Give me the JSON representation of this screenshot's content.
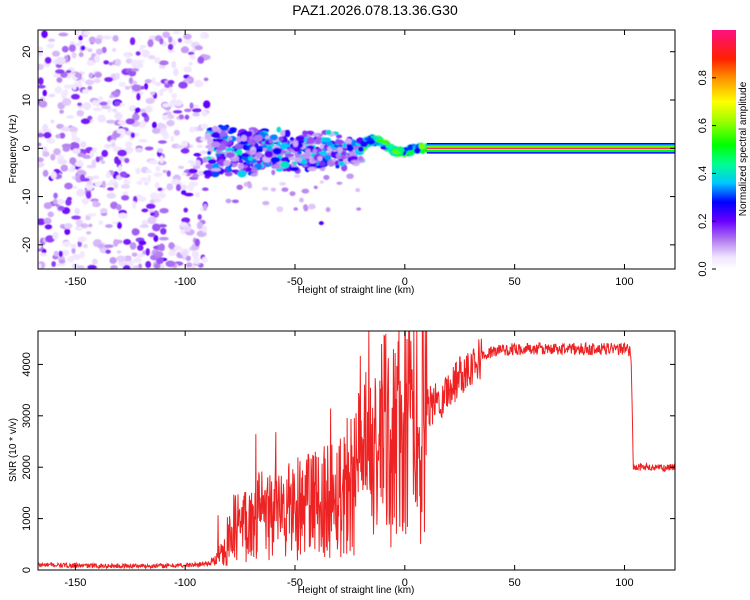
{
  "title": "PAZ1.2026.078.13.36.G30",
  "chart_data": [
    {
      "type": "heatmap",
      "name": "spectrogram",
      "xlabel": "Height of straight line (km)",
      "ylabel": "Frequency (Hz)",
      "xlim": [
        -167,
        123
      ],
      "ylim": [
        -25,
        24.5
      ],
      "x_ticks": [
        -150,
        -100,
        -50,
        0,
        50,
        100
      ],
      "y_ticks": [
        -20,
        -10,
        0,
        10,
        20
      ],
      "colorbar": {
        "label": "Normalized spectral amplitude",
        "range": [
          0,
          1
        ],
        "ticks": [
          0.0,
          0.2,
          0.4,
          0.6,
          0.8
        ]
      },
      "features": [
        {
          "region": "noise",
          "x_range": [
            -167,
            -90
          ],
          "y_range": [
            -25,
            24
          ],
          "amplitude": "low (0.05-0.2)"
        },
        {
          "region": "signal-scattered",
          "x_range": [
            -90,
            -20
          ],
          "y_center": 0,
          "y_spread": 6,
          "amplitude": "0.1-0.4"
        },
        {
          "region": "signal-converging",
          "x_range": [
            -20,
            10
          ],
          "y_center": 0,
          "y_spread": 3,
          "amplitude": "0.3-0.6"
        },
        {
          "region": "tone",
          "x_range": [
            10,
            123
          ],
          "y_center": 0,
          "amplitude": "1.0"
        }
      ]
    },
    {
      "type": "line",
      "name": "snr",
      "xlabel": "Height of straight line (km)",
      "ylabel": "SNR (10 * v/v)",
      "xlim": [
        -167,
        123
      ],
      "ylim": [
        0,
        4650
      ],
      "x_ticks": [
        -150,
        -100,
        -50,
        0,
        50,
        100
      ],
      "y_ticks": [
        0,
        1000,
        2000,
        3000,
        4000
      ],
      "color": "#ee2222",
      "series": [
        {
          "name": "SNR",
          "x": [
            -167,
            -140,
            -110,
            -95,
            -87,
            -82,
            -78,
            -70,
            -60,
            -50,
            -40,
            -30,
            -20,
            -15,
            -10,
            -5,
            0,
            5,
            10,
            20,
            25,
            30,
            35,
            40,
            50,
            60,
            70,
            80,
            90,
            100,
            103,
            104,
            110,
            115,
            123
          ],
          "values": [
            100,
            80,
            80,
            100,
            150,
            400,
            800,
            1000,
            1100,
            1200,
            1300,
            1500,
            2000,
            2200,
            2500,
            2600,
            2700,
            2900,
            3100,
            3500,
            3800,
            4000,
            4150,
            4250,
            4300,
            4300,
            4300,
            4300,
            4300,
            4300,
            4250,
            2000,
            2000,
            1980,
            2000
          ]
        }
      ]
    }
  ]
}
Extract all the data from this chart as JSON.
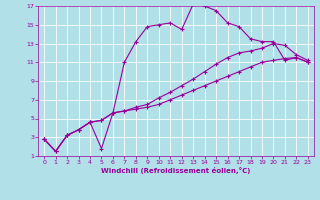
{
  "xlabel": "Windchill (Refroidissement éolien,°C)",
  "background_color": "#b2e0e8",
  "grid_color": "#ffffff",
  "line_color": "#990099",
  "xlim": [
    -0.5,
    23.5
  ],
  "ylim": [
    1,
    17
  ],
  "xticks": [
    0,
    1,
    2,
    3,
    4,
    5,
    6,
    7,
    8,
    9,
    10,
    11,
    12,
    13,
    14,
    15,
    16,
    17,
    18,
    19,
    20,
    21,
    22,
    23
  ],
  "yticks": [
    1,
    3,
    5,
    7,
    9,
    11,
    13,
    15,
    17
  ],
  "line1_x": [
    0,
    1,
    2,
    3,
    4,
    5,
    6,
    7,
    8,
    9,
    10,
    11,
    12,
    13,
    14,
    15,
    16,
    17,
    18,
    19,
    20,
    21,
    22,
    23
  ],
  "line1_y": [
    2.8,
    1.5,
    3.2,
    3.8,
    4.6,
    4.8,
    5.6,
    5.8,
    6.0,
    6.2,
    6.5,
    7.0,
    7.5,
    8.0,
    8.5,
    9.0,
    9.5,
    10.0,
    10.5,
    11.0,
    11.2,
    11.4,
    11.5,
    11.0
  ],
  "line2_x": [
    0,
    1,
    2,
    3,
    4,
    5,
    6,
    7,
    8,
    9,
    10,
    11,
    12,
    13,
    14,
    15,
    16,
    17,
    18,
    19,
    20,
    21,
    22,
    23
  ],
  "line2_y": [
    2.8,
    1.5,
    3.2,
    3.8,
    4.6,
    4.8,
    5.6,
    5.8,
    6.2,
    6.5,
    7.2,
    7.8,
    8.5,
    9.2,
    10.0,
    10.8,
    11.5,
    12.0,
    12.2,
    12.5,
    13.0,
    12.8,
    11.8,
    11.2
  ],
  "line3_x": [
    0,
    1,
    2,
    3,
    4,
    5,
    6,
    7,
    8,
    9,
    10,
    11,
    12,
    13,
    14,
    15,
    16,
    17,
    18,
    19,
    20,
    21,
    22,
    23
  ],
  "line3_y": [
    2.8,
    1.5,
    3.2,
    3.8,
    4.6,
    1.8,
    5.6,
    11.0,
    13.2,
    14.8,
    15.0,
    15.2,
    14.5,
    17.2,
    17.0,
    16.5,
    15.2,
    14.8,
    13.5,
    13.2,
    13.2,
    11.2,
    11.5,
    11.0
  ],
  "marker": "+",
  "markersize": 3,
  "linewidth": 0.8,
  "tick_fontsize": 4.5,
  "xlabel_fontsize": 5.0
}
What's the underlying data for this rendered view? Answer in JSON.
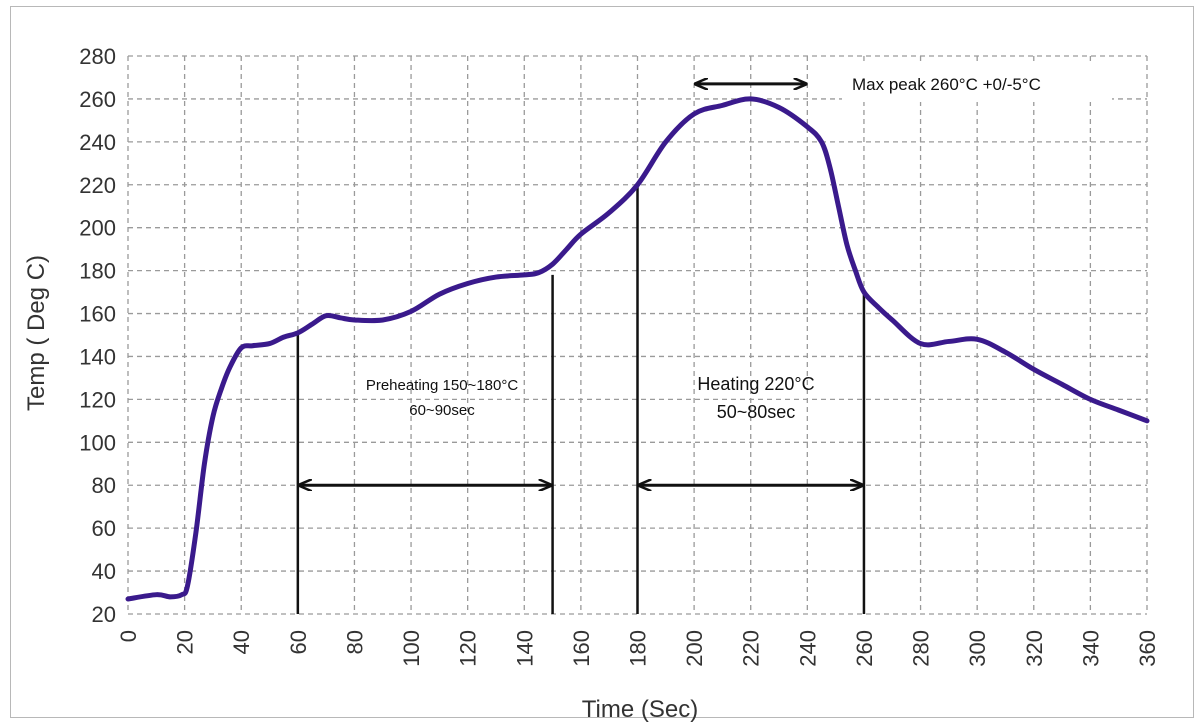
{
  "chart_data": {
    "type": "line",
    "xlabel": "Time (Sec)",
    "ylabel": "Temp ( Deg C)",
    "xlim": [
      0,
      360
    ],
    "ylim": [
      20,
      280
    ],
    "x_ticks": [
      0,
      20,
      40,
      60,
      80,
      100,
      120,
      140,
      160,
      180,
      200,
      220,
      240,
      260,
      280,
      300,
      320,
      340,
      360
    ],
    "y_ticks": [
      20,
      40,
      60,
      80,
      100,
      120,
      140,
      160,
      180,
      200,
      220,
      240,
      260,
      280
    ],
    "grid": true,
    "line_color": "#3a1a8c",
    "series": [
      {
        "x": [
          0,
          10,
          15,
          19,
          21,
          24,
          27,
          30,
          33,
          36,
          40,
          44,
          50,
          55,
          60,
          65,
          70,
          75,
          80,
          90,
          100,
          110,
          120,
          130,
          140,
          145,
          150,
          155,
          160,
          170,
          180,
          190,
          200,
          210,
          220,
          230,
          240,
          245,
          248,
          251,
          254,
          257,
          260,
          265,
          270,
          280,
          290,
          300,
          310,
          320,
          330,
          340,
          350,
          360
        ],
        "y": [
          27,
          29,
          28,
          29,
          33,
          58,
          90,
          112,
          125,
          135,
          144,
          145,
          146,
          149,
          151,
          155,
          159,
          158,
          157,
          157,
          161,
          169,
          174,
          177,
          178,
          179,
          183,
          190,
          197,
          207,
          220,
          240,
          253,
          257,
          260,
          256,
          247,
          240,
          228,
          210,
          192,
          180,
          170,
          163,
          157,
          146,
          147,
          148,
          142,
          134,
          127,
          120,
          115,
          110
        ]
      }
    ],
    "annotations": [
      {
        "id": "preheat",
        "line1": "Preheating 150~180°C",
        "line2": "60~90sec",
        "x_from": 60,
        "x_to": 150,
        "y": 80
      },
      {
        "id": "heating",
        "line1": "Heating 220°C",
        "line2": "50~80sec",
        "x_from": 180,
        "x_to": 260,
        "y": 80
      },
      {
        "id": "peak",
        "text": "Max peak 260°C +0/-5°C",
        "x_from": 200,
        "x_to": 240,
        "y": 267
      }
    ]
  }
}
------------------------
* EXERCISE TASK *
From the records given above, reproduce all text exactly and exclude each picture.

* EXERCISE RESPONSE *
Give me the JSON representation of this screenshot's content.
{
  "title": "PAZ1.2026.078.13.36.G30",
  "chart_data": [
    {
      "type": "heatmap",
      "name": "spectrogram",
      "xlabel": "Height of straight line (km)",
      "ylabel": "Frequency (Hz)",
      "xlim": [
        -167,
        123
      ],
      "ylim": [
        -25,
        24.5
      ],
      "x_ticks": [
        -150,
        -100,
        -50,
        0,
        50,
        100
      ],
      "y_ticks": [
        -20,
        -10,
        0,
        10,
        20
      ],
      "colorbar": {
        "label": "Normalized spectral amplitude",
        "range": [
          0,
          1
        ],
        "ticks": [
          0.0,
          0.2,
          0.4,
          0.6,
          0.8
        ]
      },
      "features": [
        {
          "region": "noise",
          "x_range": [
            -167,
            -90
          ],
          "y_range": [
            -25,
            24
          ],
          "amplitude": "low (0.05-0.2)"
        },
        {
          "region": "signal-scattered",
          "x_range": [
            -90,
            -20
          ],
          "y_center": 0,
          "y_spread": 6,
          "amplitude": "0.1-0.4"
        },
        {
          "region": "signal-converging",
          "x_range": [
            -20,
            10
          ],
          "y_center": 0,
          "y_spread": 3,
          "amplitude": "0.3-0.6"
        },
        {
          "region": "tone",
          "x_range": [
            10,
            123
          ],
          "y_center": 0,
          "amplitude": "1.0"
        }
      ]
    },
    {
      "type": "line",
      "name": "snr",
      "xlabel": "Height of straight line (km)",
      "ylabel": "SNR (10 * v/v)",
      "xlim": [
        -167,
        123
      ],
      "ylim": [
        0,
        4650
      ],
      "x_ticks": [
        -150,
        -100,
        -50,
        0,
        50,
        100
      ],
      "y_ticks": [
        0,
        1000,
        2000,
        3000,
        4000
      ],
      "color": "#ee2222",
      "series": [
        {
          "name": "SNR",
          "x": [
            -167,
            -140,
            -110,
            -95,
            -87,
            -82,
            -78,
            -70,
            -60,
            -50,
            -40,
            -30,
            -20,
            -15,
            -10,
            -5,
            0,
            5,
            10,
            20,
            25,
            30,
            35,
            40,
            50,
            60,
            70,
            80,
            90,
            100,
            103,
            104,
            110,
            115,
            123
          ],
          "values": [
            100,
            80,
            80,
            100,
            150,
            400,
            800,
            1000,
            1100,
            1200,
            1300,
            1500,
            2000,
            2200,
            2500,
            2600,
            2700,
            2900,
            3100,
            3500,
            3800,
            4000,
            4150,
            4250,
            4300,
            4300,
            4300,
            4300,
            4300,
            4300,
            4250,
            2000,
            2000,
            1980,
            2000
          ]
        }
      ]
    }
  ]
}
Extract all the data from this chart as JSON.
{
  "xlabel": "Windchill (Refroidissement éolien,°C)",
  "background_color": "#b2e0e8",
  "grid_color": "#ffffff",
  "line_color": "#990099",
  "xlim": [
    -0.5,
    23.5
  ],
  "ylim": [
    1,
    17
  ],
  "xticks": [
    0,
    1,
    2,
    3,
    4,
    5,
    6,
    7,
    8,
    9,
    10,
    11,
    12,
    13,
    14,
    15,
    16,
    17,
    18,
    19,
    20,
    21,
    22,
    23
  ],
  "yticks": [
    1,
    3,
    5,
    7,
    9,
    11,
    13,
    15,
    17
  ],
  "line1_x": [
    0,
    1,
    2,
    3,
    4,
    5,
    6,
    7,
    8,
    9,
    10,
    11,
    12,
    13,
    14,
    15,
    16,
    17,
    18,
    19,
    20,
    21,
    22,
    23
  ],
  "line1_y": [
    2.8,
    1.5,
    3.2,
    3.8,
    4.6,
    4.8,
    5.6,
    5.8,
    6.0,
    6.2,
    6.5,
    7.0,
    7.5,
    8.0,
    8.5,
    9.0,
    9.5,
    10.0,
    10.5,
    11.0,
    11.2,
    11.4,
    11.5,
    11.0
  ],
  "line2_x": [
    0,
    1,
    2,
    3,
    4,
    5,
    6,
    7,
    8,
    9,
    10,
    11,
    12,
    13,
    14,
    15,
    16,
    17,
    18,
    19,
    20,
    21,
    22,
    23
  ],
  "line2_y": [
    2.8,
    1.5,
    3.2,
    3.8,
    4.6,
    4.8,
    5.6,
    5.8,
    6.2,
    6.5,
    7.2,
    7.8,
    8.5,
    9.2,
    10.0,
    10.8,
    11.5,
    12.0,
    12.2,
    12.5,
    13.0,
    12.8,
    11.8,
    11.2
  ],
  "line3_x": [
    0,
    1,
    2,
    3,
    4,
    5,
    6,
    7,
    8,
    9,
    10,
    11,
    12,
    13,
    14,
    15,
    16,
    17,
    18,
    19,
    20,
    21,
    22,
    23
  ],
  "line3_y": [
    2.8,
    1.5,
    3.2,
    3.8,
    4.6,
    1.8,
    5.6,
    11.0,
    13.2,
    14.8,
    15.0,
    15.2,
    14.5,
    17.2,
    17.0,
    16.5,
    15.2,
    14.8,
    13.5,
    13.2,
    13.2,
    11.2,
    11.5,
    11.0
  ],
  "marker": "+",
  "markersize": 3,
  "linewidth": 0.8,
  "tick_fontsize": 4.5,
  "xlabel_fontsize": 5.0
}
What's the underlying data for this rendered view? Answer in JSON.
{
  "chart_data": {
    "type": "line",
    "xlabel": "Time (Sec)",
    "ylabel": "Temp ( Deg C)",
    "xlim": [
      0,
      360
    ],
    "ylim": [
      20,
      280
    ],
    "x_ticks": [
      0,
      20,
      40,
      60,
      80,
      100,
      120,
      140,
      160,
      180,
      200,
      220,
      240,
      260,
      280,
      300,
      320,
      340,
      360
    ],
    "y_ticks": [
      20,
      40,
      60,
      80,
      100,
      120,
      140,
      160,
      180,
      200,
      220,
      240,
      260,
      280
    ],
    "grid": true,
    "line_color": "#3a1a8c",
    "series": [
      {
        "x": [
          0,
          10,
          15,
          19,
          21,
          24,
          27,
          30,
          33,
          36,
          40,
          44,
          50,
          55,
          60,
          65,
          70,
          75,
          80,
          90,
          100,
          110,
          120,
          130,
          140,
          145,
          150,
          155,
          160,
          170,
          180,
          190,
          200,
          210,
          220,
          230,
          240,
          245,
          248,
          251,
          254,
          257,
          260,
          265,
          270,
          280,
          290,
          300,
          310,
          320,
          330,
          340,
          350,
          360
        ],
        "y": [
          27,
          29,
          28,
          29,
          33,
          58,
          90,
          112,
          125,
          135,
          144,
          145,
          146,
          149,
          151,
          155,
          159,
          158,
          157,
          157,
          161,
          169,
          174,
          177,
          178,
          179,
          183,
          190,
          197,
          207,
          220,
          240,
          253,
          257,
          260,
          256,
          247,
          240,
          228,
          210,
          192,
          180,
          170,
          163,
          157,
          146,
          147,
          148,
          142,
          134,
          127,
          120,
          115,
          110
        ]
      }
    ],
    "annotations": [
      {
        "id": "preheat",
        "line1": "Preheating 150~180°C",
        "line2": "60~90sec",
        "x_from": 60,
        "x_to": 150,
        "y": 80
      },
      {
        "id": "heating",
        "line1": "Heating 220°C",
        "line2": "50~80sec",
        "x_from": 180,
        "x_to": 260,
        "y": 80
      },
      {
        "id": "peak",
        "text": "Max peak 260°C +0/-5°C",
        "x_from": 200,
        "x_to": 240,
        "y": 267
      }
    ]
  }
}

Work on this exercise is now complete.